— Start Data records —

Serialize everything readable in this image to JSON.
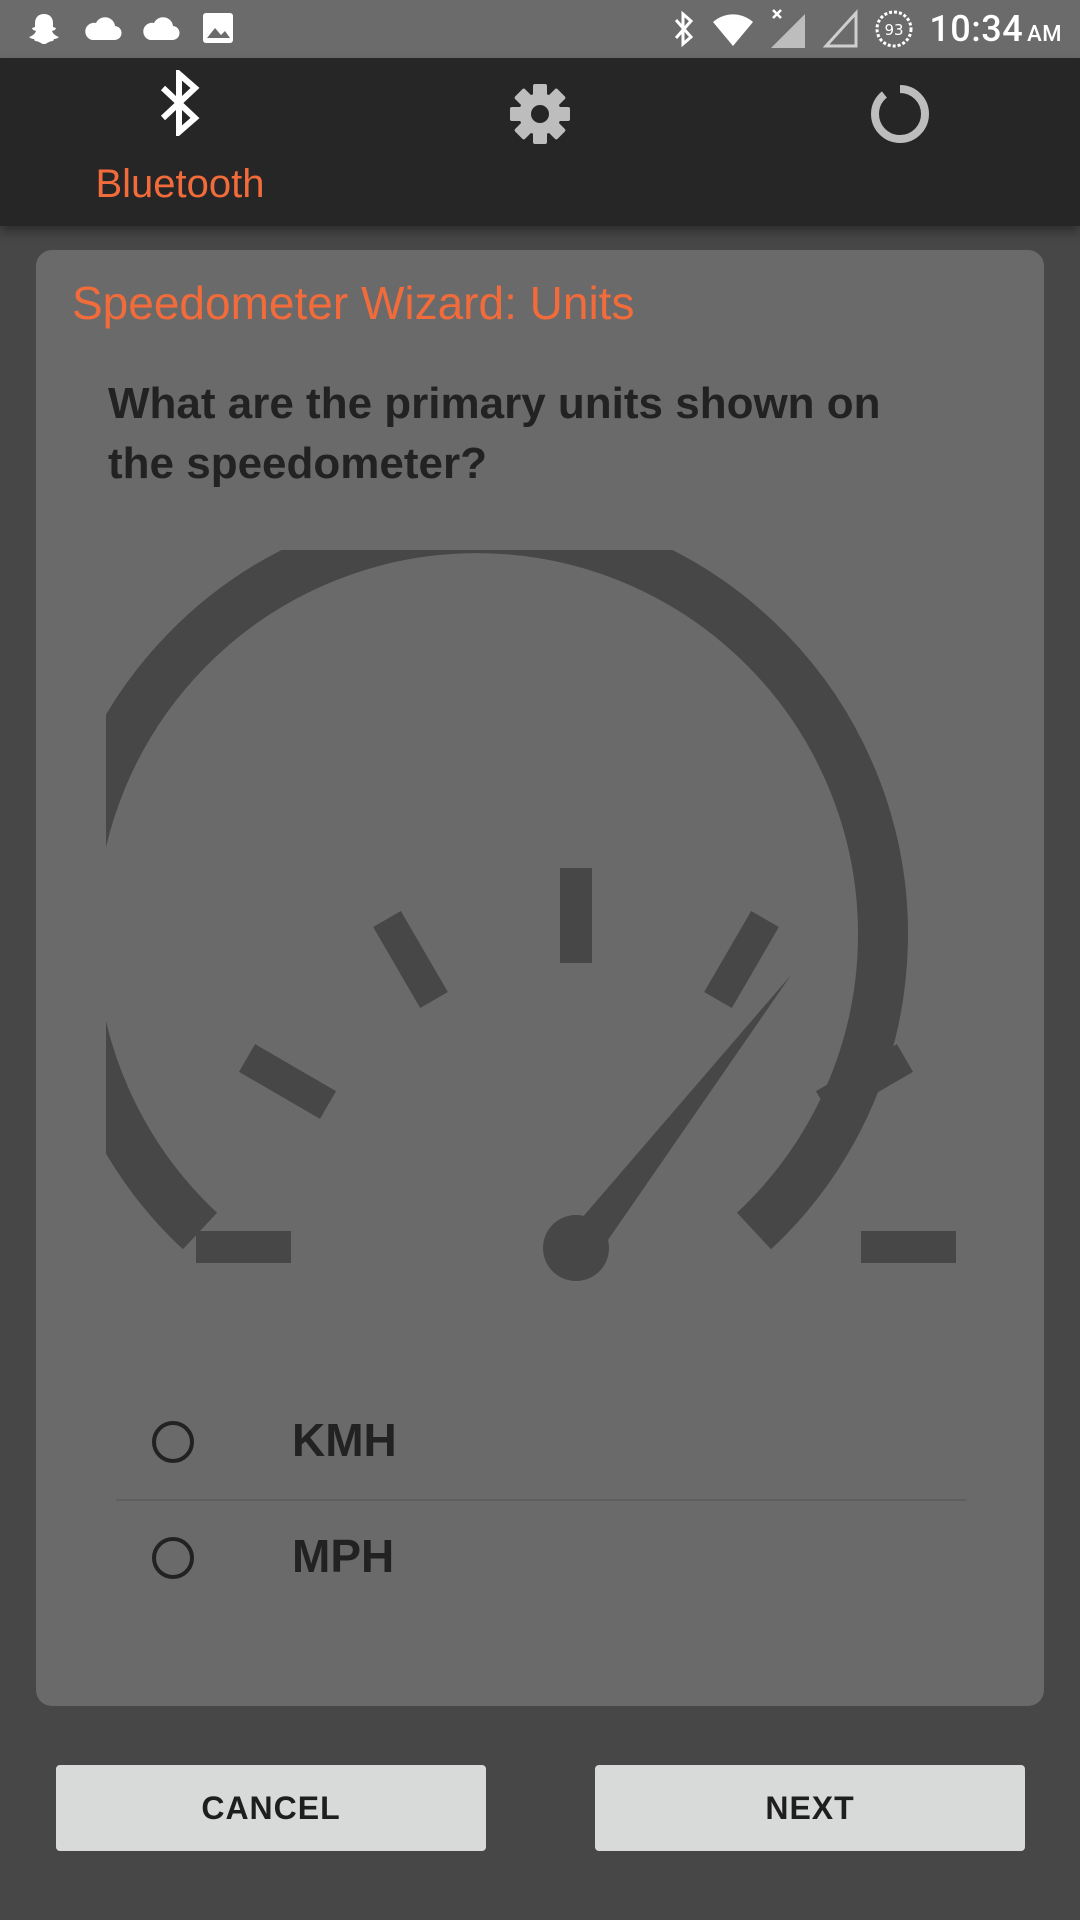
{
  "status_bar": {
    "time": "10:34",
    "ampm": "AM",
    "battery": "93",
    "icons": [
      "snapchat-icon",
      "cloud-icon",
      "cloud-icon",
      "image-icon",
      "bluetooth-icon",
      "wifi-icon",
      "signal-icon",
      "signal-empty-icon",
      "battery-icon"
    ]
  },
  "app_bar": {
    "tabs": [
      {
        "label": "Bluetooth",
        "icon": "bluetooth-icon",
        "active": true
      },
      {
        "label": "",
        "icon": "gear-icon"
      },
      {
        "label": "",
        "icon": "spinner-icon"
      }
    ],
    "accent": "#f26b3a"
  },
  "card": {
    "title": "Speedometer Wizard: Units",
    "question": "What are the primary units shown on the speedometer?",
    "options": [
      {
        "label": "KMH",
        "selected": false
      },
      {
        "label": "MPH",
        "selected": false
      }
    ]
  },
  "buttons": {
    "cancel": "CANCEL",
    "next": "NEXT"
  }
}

— End Data records —

# Task to carry out
Copy out every line of the material above exactly, skipping the pictures.

# Exercise result
Serialize everything readable in this image to JSON.
{
  "status_bar": {
    "time": "10:34",
    "ampm": "AM",
    "battery": "93",
    "icons": [
      "snapchat-icon",
      "cloud-icon",
      "cloud-icon",
      "image-icon",
      "bluetooth-icon",
      "wifi-icon",
      "signal-icon",
      "signal-empty-icon",
      "battery-icon"
    ]
  },
  "app_bar": {
    "tabs": [
      {
        "label": "Bluetooth",
        "icon": "bluetooth-icon",
        "active": true
      },
      {
        "label": "",
        "icon": "gear-icon"
      },
      {
        "label": "",
        "icon": "spinner-icon"
      }
    ],
    "accent": "#f26b3a"
  },
  "card": {
    "title": "Speedometer Wizard: Units",
    "question": "What are the primary units shown on the speedometer?",
    "options": [
      {
        "label": "KMH",
        "selected": false
      },
      {
        "label": "MPH",
        "selected": false
      }
    ]
  },
  "buttons": {
    "cancel": "CANCEL",
    "next": "NEXT"
  }
}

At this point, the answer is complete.